DIRECTION 1 →
Return the rows verbatim, starting at the first row and ending with the line that contains "UI element localization: list", both included. Leave the pictures out.

PASSAGE GIVEN →
________________________________________

How to restore and start acpid at boot


Forum: Laptops
Topic: How to restore and start acpid at boot
started by: Juanito

Posted by Juanito on July 28 2006,13:12
I've been playing with ACPI and the acpid daemon to get the suspend states and so on working.

In order to avoid using "apt-get install acpid" each time I startup, how do you backup/restore and run acpid at boot on a USB installtion?

I tried backup/restore of /etc/init.d/acpid and I put the line "/etc/init.d/acpid start" in bootlocal.sh but this doesn't seem to work.

Any ideas?

Posted by roberts on July 28 2006,15:24
Several ideas come to mind...

1, Since acpid is a single simple deb package, you could save this deb package (/var/cache/apt/archives/acpid_1.0.1-3_i386.deb)  just like other MyDSL extensions. And then in /opt/bootlocal.sh add the command dpkg -i /path_to_where_you_saved/acpid_1.0.1-3_i386.deb


2. Or you could do a dpkg -L acpid
Then noting which files you need to add to your .filetool.lst

3. Or you could ...
a)  dpkg -L acpid > acpid.lst
b) Then edit acpid.lst removing the lines with  the docs and man stuff to keep it small
c) tar -T acpid.lst --no-recursion -zcvf acpid.dsl
Now you have made a  simple (no menu, no icon) .dsl out of it. Save this with you other .dsl extensions.

Posted by Juanito on July 29 2006,11:38
I tried option 3, made acpid.dsl and it works [beams with pride] - thanks.

Now onto cpufreqd (Intel Speedstep daemon) which is not a single, simple deb package...

BTW logically, given that DSL 3.0.1 loads the ACPI modules ac, battery, button, fan, processor and thermal at boot, shouldn't it include the acpid daemon and give the option to start it at boot? In the same vein, maybe the next release of DSL could attempt to detect the laptop model and load the appropriate ACPI module - i8k (Dell), asus, toshiba, etc.

Posted by roberts on July 30 2006,17:50
Quote
Now onto cpufreqd (Intel Speedstep daemon) which is not a single, simple deb package...


If multiple deb files are involved then modify the procedure with steps a.1 .. a.n


a.1) dpkg -L another_deb > mynew.lst
...
a.n) dpkg -L another_deb_n >> mydsl.lst

b) Then edit mydsl.lst removing the lines with  the docs and man stuff to keep it small
c) tar -T mydsl.lst --no-recursion -zcvf mdsl.dsl
Now you have made a  simple (no menu, no icon) .dsl out of multiple installed deb packages.  Save this with you other .dsl extensions.

The only difference is the ">>" option to concatenate all the installed deb files into a single .lst file

Posted by Juanito on Sep. 07 2006,12:30
Apologies for the time gap but it took me a while to get round to this...

I tried the above procedure for gcc-2.95 (required to "make dep" after patching the 2.4.26 kernel sources).

________________________________________

DIRECTION 2 →
Take the forum thread on starting acpid at boot further from the point where it stops.

Region boundary data →
________________________________________

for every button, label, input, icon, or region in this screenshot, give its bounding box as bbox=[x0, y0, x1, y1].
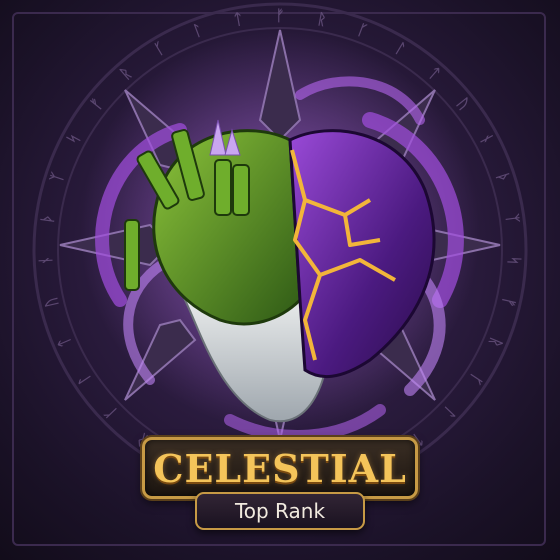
rank-subtitle: Top Rank bbox=[234, 499, 326, 523]
title-plate: CELESTIAL bbox=[142, 437, 418, 499]
subtitle-plate: Top Rank bbox=[195, 492, 365, 530]
rank-title: CELESTIAL bbox=[153, 445, 407, 491]
rank-badge-card: ᚠᚱᚴᛚᛏᚢᚾᚦᛉᛋᚠᚱᚴᛚᛏᚢᚾᚦᛉᛋᚠᚱᚴᛚᛏᚢᚾᚦᛉᛋᚠᚱᚴᛚᛏ bbox=[0, 0, 560, 560]
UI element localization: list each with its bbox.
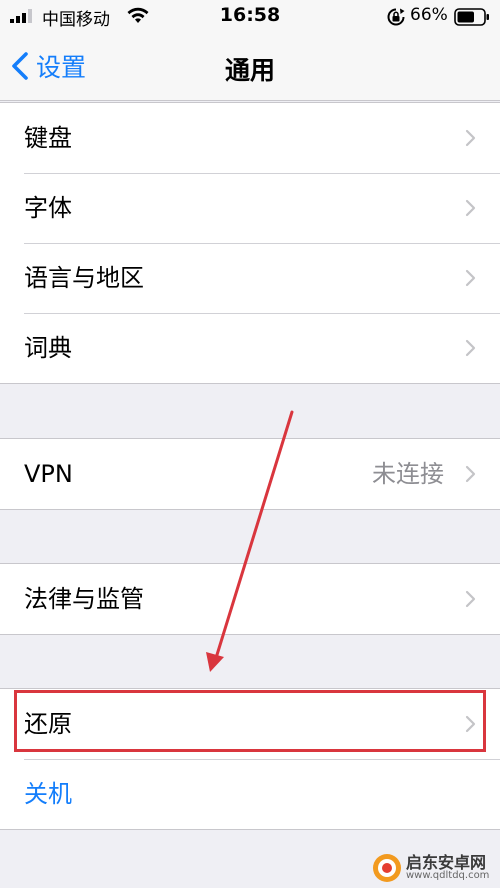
settings-row-vpn[interactable]: VPN 未连接 [0,439,500,509]
page-title: 通用 [224,56,275,85]
chevron-right-icon [465,339,476,357]
settings-group-reset: 还原 关机 [0,688,500,830]
settings-row-language-region[interactable]: 语言与地区 [0,243,500,313]
chevron-right-icon [465,590,476,608]
settings-row-keyboard[interactable]: 键盘 [0,103,500,173]
chevron-right-icon [465,465,476,483]
battery-icon [454,8,489,26]
chevron-right-icon [465,129,476,147]
row-label: 词典 [24,334,72,362]
watermark: 启东安卓网 www.qdltdq.com [372,853,489,883]
battery-percentage: 66% [410,5,448,25]
settings-group-input: 键盘 字体 语言与地区 词典 [0,102,500,384]
settings-group-legal: 法律与监管 [0,563,500,635]
row-label: 还原 [24,710,72,738]
row-label: 键盘 [24,124,72,152]
vpn-status-value: 未连接 [372,460,444,488]
row-label: 语言与地区 [24,264,144,292]
watermark-url: www.qdltdq.com [406,870,490,881]
watermark-logo-icon [373,854,401,882]
settings-row-shut-down[interactable]: 关机 [0,759,500,829]
shut-down-label: 关机 [24,780,72,808]
status-bar: 中国移动 16:58 66% [0,0,500,34]
settings-row-dictionary[interactable]: 词典 [0,313,500,383]
settings-group-vpn: VPN 未连接 [0,438,500,510]
navigation-bar: 设置 通用 [0,34,500,101]
row-label: VPN [24,460,73,488]
chevron-right-icon [465,199,476,217]
settings-row-reset[interactable]: 还原 [0,689,500,759]
chevron-right-icon [465,715,476,733]
watermark-name: 启东安卓网 [406,853,487,872]
row-label: 法律与监管 [24,585,144,613]
settings-row-legal-regulatory[interactable]: 法律与监管 [0,564,500,634]
settings-row-fonts[interactable]: 字体 [0,173,500,243]
orientation-lock-icon [387,8,405,26]
chevron-right-icon [465,269,476,287]
row-label: 字体 [24,194,72,222]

________________________________________

TASK OUTPUT 1 →
for every button, label, input, icon, or region in this screenshot, give its bounding box as bbox=[x0, y0, x1, y1].
rank-subtitle: Top Rank bbox=[234, 499, 326, 523]
title-plate: CELESTIAL bbox=[142, 437, 418, 499]
subtitle-plate: Top Rank bbox=[195, 492, 365, 530]
rank-title: CELESTIAL bbox=[153, 445, 407, 491]
rank-badge-card: ᚠᚱᚴᛚᛏᚢᚾᚦᛉᛋᚠᚱᚴᛚᛏᚢᚾᚦᛉᛋᚠᚱᚴᛚᛏᚢᚾᚦᛉᛋᚠᚱᚴᛚᛏ bbox=[0, 0, 560, 560]
UI element localization: list each with its bbox.

TASK OUTPUT 2 →
By looking at a screen dump after "apt-get install gcc-2.95" when I had an Internet connection, I could see that the following files are required, which I downloaded from debian.org:

binutils_2.12.90.0.1-4_i386.deb
cpp-2.95_2.95.4-11woody1_i386.deb
gcc-2.95_2.95.4-11woody1_i386.deb
gcc_2.95.4-14_i386.deb

After rebooting, and without an Internet connection, I installed dsl-dpkg.dsl and tried "dpkg -L binutils_2.12.90.0.1-4_i386.deb > mynew.lst" but this gave an error that binutils was not installed.

Following this I tried "sudo dpkg -i binutils_2.12.90.0.1-4_i386.deb" which worked but "dpkg -L binutils_2.12.90.0.1-4_i386.deb > mynew.lst" Still gave the error message that binutils was not installed.

Thinking that maybe all of the debs would need to be installed first, I did "sudo dpkg -i cpp-2.95_2.95.4-11woody1_i386.deb" which worked but "sudo dpkg -i gcc-2.95_2.95.4-11woody1_i386.deb" gives an error that it depends on gcc and "sudo dpkg -i gcc_2.95.4-14_i386.deb" gives an error that it depends on gcc-2.95...

I'm a little stuck here - does anybody have any ideas?

Posted by ^thehatsrule^ on Sep. 07 2006,16:05
Yea, you would have to install the ones that the other packages are dependent on first... thought I haven't encountered your problem before.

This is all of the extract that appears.